**STATED GOAL:** Determine which lines contain the word "edge", then copy those lines.

**SUPPLIED MATERIAL:**
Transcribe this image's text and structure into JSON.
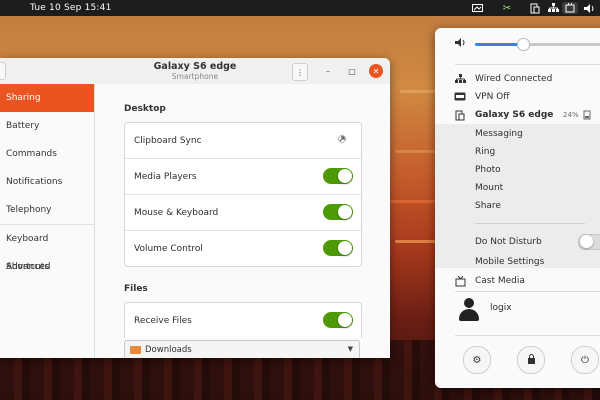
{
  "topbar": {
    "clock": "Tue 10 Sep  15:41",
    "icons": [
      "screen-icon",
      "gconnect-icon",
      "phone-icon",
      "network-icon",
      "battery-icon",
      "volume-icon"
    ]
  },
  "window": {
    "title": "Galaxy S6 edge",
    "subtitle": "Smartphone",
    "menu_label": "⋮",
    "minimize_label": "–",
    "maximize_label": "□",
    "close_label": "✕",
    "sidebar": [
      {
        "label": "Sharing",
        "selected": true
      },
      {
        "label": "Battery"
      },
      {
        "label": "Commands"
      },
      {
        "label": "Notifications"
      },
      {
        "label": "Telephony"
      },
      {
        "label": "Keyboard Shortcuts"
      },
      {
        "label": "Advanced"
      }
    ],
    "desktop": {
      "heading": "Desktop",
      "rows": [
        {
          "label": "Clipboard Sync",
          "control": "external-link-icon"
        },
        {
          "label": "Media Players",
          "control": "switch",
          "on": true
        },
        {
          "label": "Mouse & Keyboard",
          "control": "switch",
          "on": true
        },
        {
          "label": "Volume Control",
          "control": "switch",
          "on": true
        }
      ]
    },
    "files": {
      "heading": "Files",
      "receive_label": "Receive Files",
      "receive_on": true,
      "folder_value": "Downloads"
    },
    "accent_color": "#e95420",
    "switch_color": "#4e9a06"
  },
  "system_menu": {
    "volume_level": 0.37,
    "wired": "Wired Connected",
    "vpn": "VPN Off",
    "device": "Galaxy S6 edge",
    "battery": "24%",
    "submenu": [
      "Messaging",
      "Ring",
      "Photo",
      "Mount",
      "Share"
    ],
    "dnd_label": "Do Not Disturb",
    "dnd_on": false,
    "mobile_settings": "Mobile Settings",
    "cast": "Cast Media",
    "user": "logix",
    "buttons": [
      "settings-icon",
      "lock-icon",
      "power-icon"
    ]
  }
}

**RESULT FOR THIS EXERCISE:**
    "title": "Galaxy S6 edge",
    "device": "Galaxy S6 edge",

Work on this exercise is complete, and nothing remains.